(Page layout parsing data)

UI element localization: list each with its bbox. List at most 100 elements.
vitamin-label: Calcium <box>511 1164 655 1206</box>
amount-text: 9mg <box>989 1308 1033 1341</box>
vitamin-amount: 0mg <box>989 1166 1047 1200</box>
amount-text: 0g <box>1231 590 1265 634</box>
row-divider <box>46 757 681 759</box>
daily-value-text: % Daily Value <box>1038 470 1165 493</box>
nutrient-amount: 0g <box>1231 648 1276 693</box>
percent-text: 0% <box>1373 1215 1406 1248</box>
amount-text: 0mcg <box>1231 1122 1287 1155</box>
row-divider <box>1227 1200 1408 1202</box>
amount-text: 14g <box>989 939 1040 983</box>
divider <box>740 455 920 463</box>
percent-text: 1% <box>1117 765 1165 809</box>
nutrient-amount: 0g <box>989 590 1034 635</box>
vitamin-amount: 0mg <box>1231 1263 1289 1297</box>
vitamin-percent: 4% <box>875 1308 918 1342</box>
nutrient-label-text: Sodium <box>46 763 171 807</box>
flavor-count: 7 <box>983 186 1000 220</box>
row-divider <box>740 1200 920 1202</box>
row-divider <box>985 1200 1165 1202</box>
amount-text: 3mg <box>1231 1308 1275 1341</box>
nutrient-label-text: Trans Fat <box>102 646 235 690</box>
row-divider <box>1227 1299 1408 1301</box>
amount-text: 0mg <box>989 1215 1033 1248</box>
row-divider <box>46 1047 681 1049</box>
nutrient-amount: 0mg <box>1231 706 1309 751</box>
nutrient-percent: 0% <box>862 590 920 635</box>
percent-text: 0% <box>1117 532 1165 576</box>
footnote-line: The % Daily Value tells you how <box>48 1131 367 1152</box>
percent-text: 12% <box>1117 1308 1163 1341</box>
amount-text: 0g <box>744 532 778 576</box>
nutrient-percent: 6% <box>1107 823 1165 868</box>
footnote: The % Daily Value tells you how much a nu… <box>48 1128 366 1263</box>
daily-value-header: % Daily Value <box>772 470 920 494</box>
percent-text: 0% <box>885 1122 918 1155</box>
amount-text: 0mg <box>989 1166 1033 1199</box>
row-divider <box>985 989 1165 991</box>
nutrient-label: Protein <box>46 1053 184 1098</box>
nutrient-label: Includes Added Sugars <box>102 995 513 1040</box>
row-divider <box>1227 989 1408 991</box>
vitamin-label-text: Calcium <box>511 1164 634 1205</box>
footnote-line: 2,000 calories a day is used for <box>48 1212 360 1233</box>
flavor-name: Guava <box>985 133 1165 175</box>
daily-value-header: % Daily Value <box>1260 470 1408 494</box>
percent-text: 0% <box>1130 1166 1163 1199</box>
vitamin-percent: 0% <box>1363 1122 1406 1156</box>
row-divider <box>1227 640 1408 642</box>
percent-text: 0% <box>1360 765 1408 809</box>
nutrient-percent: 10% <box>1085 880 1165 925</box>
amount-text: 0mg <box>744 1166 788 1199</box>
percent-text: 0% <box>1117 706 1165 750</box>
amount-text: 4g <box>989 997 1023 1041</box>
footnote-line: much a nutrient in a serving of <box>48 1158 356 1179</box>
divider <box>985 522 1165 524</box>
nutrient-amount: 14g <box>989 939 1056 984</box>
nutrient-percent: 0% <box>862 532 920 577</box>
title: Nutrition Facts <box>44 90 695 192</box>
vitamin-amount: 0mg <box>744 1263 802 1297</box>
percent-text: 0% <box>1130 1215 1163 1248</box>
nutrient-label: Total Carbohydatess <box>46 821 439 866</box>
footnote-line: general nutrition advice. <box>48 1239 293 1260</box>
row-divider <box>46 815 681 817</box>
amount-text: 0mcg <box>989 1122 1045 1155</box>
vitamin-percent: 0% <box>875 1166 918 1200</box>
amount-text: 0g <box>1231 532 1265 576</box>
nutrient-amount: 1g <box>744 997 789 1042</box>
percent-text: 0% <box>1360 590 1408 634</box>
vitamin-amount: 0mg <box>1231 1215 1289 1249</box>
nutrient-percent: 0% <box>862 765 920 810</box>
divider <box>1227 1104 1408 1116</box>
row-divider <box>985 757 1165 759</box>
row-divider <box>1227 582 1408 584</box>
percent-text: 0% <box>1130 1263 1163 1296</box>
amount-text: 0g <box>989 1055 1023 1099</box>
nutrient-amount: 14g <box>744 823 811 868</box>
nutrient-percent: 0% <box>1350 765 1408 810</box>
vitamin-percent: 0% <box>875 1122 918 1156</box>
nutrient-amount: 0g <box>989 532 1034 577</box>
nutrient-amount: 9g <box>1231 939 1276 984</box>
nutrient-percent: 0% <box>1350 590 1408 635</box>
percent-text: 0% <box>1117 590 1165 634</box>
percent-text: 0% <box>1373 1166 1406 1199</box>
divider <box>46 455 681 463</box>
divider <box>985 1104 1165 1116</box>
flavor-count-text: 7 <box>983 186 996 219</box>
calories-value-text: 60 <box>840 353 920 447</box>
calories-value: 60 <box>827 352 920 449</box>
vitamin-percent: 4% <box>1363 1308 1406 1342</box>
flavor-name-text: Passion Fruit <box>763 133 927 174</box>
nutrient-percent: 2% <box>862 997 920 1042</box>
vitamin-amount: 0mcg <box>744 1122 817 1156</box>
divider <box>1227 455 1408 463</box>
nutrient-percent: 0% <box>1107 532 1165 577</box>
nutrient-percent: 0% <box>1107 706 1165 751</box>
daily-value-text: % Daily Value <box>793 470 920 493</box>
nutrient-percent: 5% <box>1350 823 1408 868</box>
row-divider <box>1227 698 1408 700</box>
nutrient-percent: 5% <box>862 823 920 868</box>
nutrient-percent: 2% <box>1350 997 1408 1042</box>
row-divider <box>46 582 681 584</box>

→ DIRECTIONS
Print each entry exactly as it was written.

→ EXERCISE ANSWER
UI element localization: list each with its bbox. List at most 100 elements.
vitamin-label: Calcium <box>511 1164 655 1206</box>
amount-text: 9mg <box>989 1308 1033 1341</box>
vitamin-amount: 0mg <box>989 1166 1047 1200</box>
amount-text: 0g <box>1231 590 1265 634</box>
row-divider <box>46 757 681 759</box>
daily-value-text: % Daily Value <box>1038 470 1165 493</box>
nutrient-amount: 0g <box>1231 648 1276 693</box>
percent-text: 0% <box>1373 1215 1406 1248</box>
amount-text: 0mcg <box>1231 1122 1287 1155</box>
row-divider <box>1227 1200 1408 1202</box>
amount-text: 14g <box>989 939 1040 983</box>
divider <box>740 455 920 463</box>
percent-text: 1% <box>1117 765 1165 809</box>
nutrient-amount: 0g <box>989 590 1034 635</box>
vitamin-amount: 0mg <box>1231 1263 1289 1297</box>
vitamin-percent: 4% <box>875 1308 918 1342</box>
nutrient-label-text: Sodium <box>46 763 171 807</box>
flavor-count: 7 <box>983 186 1000 220</box>
row-divider <box>740 1200 920 1202</box>
row-divider <box>985 1200 1165 1202</box>
amount-text: 3mg <box>1231 1308 1275 1341</box>
nutrient-label-text: Trans Fat <box>102 646 235 690</box>
row-divider <box>1227 1299 1408 1301</box>
amount-text: 0mg <box>989 1215 1033 1248</box>
row-divider <box>46 1047 681 1049</box>
nutrient-amount: 0mg <box>1231 706 1309 751</box>
nutrient-percent: 0% <box>862 590 920 635</box>
percent-text: 0% <box>1117 532 1165 576</box>
footnote-line: The % Daily Value tells you how <box>48 1131 367 1152</box>
percent-text: 12% <box>1117 1308 1163 1341</box>
amount-text: 0g <box>744 532 778 576</box>
nutrient-percent: 6% <box>1107 823 1165 868</box>
footnote: The % Daily Value tells you how much a nu… <box>48 1128 366 1263</box>
daily-value-header: % Daily Value <box>772 470 920 494</box>
percent-text: 0% <box>885 1122 918 1155</box>
amount-text: 0mg <box>989 1166 1033 1199</box>
row-divider <box>985 989 1165 991</box>
nutrient-label: Protein <box>46 1053 184 1098</box>
nutrient-label: Includes Added Sugars <box>102 995 513 1040</box>
row-divider <box>1227 989 1408 991</box>
vitamin-label-text: Calcium <box>511 1164 634 1205</box>
footnote-line: 2,000 calories a day is used for <box>48 1212 360 1233</box>
flavor-name: Guava <box>985 133 1165 175</box>
daily-value-header: % Daily Value <box>1260 470 1408 494</box>
percent-text: 0% <box>1130 1166 1163 1199</box>
vitamin-percent: 0% <box>1363 1122 1406 1156</box>
row-divider <box>1227 640 1408 642</box>
percent-text: 0% <box>1360 765 1408 809</box>
nutrient-percent: 10% <box>1085 880 1165 925</box>
amount-text: 0mg <box>744 1166 788 1199</box>
percent-text: 0% <box>1117 706 1165 750</box>
amount-text: 4g <box>989 997 1023 1041</box>
footnote-line: much a nutrient in a serving of <box>48 1158 356 1179</box>
divider <box>985 522 1165 524</box>
nutrient-amount: 14g <box>989 939 1056 984</box>
nutrient-percent: 0% <box>862 532 920 577</box>
title: Nutrition Facts <box>44 90 695 192</box>
vitamin-amount: 0mg <box>744 1263 802 1297</box>
percent-text: 0% <box>1130 1215 1163 1248</box>
nutrient-label: Total Carbohydatess <box>46 821 439 866</box>
footnote-line: general nutrition advice. <box>48 1239 293 1260</box>
row-divider <box>46 815 681 817</box>
amount-text: 0mcg <box>989 1122 1045 1155</box>
vitamin-percent: 0% <box>875 1166 918 1200</box>
amount-text: 0g <box>1231 532 1265 576</box>
nutrient-amount: 1g <box>744 997 789 1042</box>
percent-text: 0% <box>1360 590 1408 634</box>
vitamin-amount: 0mg <box>1231 1215 1289 1249</box>
nutrient-percent: 0% <box>862 765 920 810</box>
divider <box>1227 1104 1408 1116</box>
row-divider <box>985 757 1165 759</box>
row-divider <box>1227 582 1408 584</box>
percent-text: 0% <box>1130 1263 1163 1296</box>
amount-text: 0g <box>989 1055 1023 1099</box>
nutrient-amount: 14g <box>744 823 811 868</box>
nutrient-percent: 0% <box>1350 765 1408 810</box>
vitamin-percent: 0% <box>875 1122 918 1156</box>
nutrient-amount: 0g <box>989 532 1034 577</box>
nutrient-amount: 9g <box>1231 939 1276 984</box>
nutrient-percent: 0% <box>1350 590 1408 635</box>
percent-text: 0% <box>1117 590 1165 634</box>
percent-text: 0% <box>1373 1166 1406 1199</box>
divider <box>46 455 681 463</box>
divider <box>985 1104 1165 1116</box>
flavor-count-text: 7 <box>983 186 996 219</box>
calories-value-text: 60 <box>840 353 920 447</box>
calories-value: 60 <box>827 352 920 449</box>
vitamin-percent: 4% <box>1363 1308 1406 1342</box>
flavor-name-text: Passion Fruit <box>763 133 927 174</box>
nutrient-percent: 2% <box>862 997 920 1042</box>
vitamin-amount: 0mcg <box>744 1122 817 1156</box>
divider <box>1227 455 1408 463</box>
nutrient-percent: 0% <box>1107 532 1165 577</box>
nutrient-percent: 0% <box>1107 706 1165 751</box>
daily-value-text: % Daily Value <box>793 470 920 493</box>
nutrient-percent: 5% <box>1350 823 1408 868</box>
row-divider <box>1227 698 1408 700</box>
nutrient-percent: 5% <box>862 823 920 868</box>
nutrient-percent: 2% <box>1350 997 1408 1042</box>
row-divider <box>46 582 681 584</box>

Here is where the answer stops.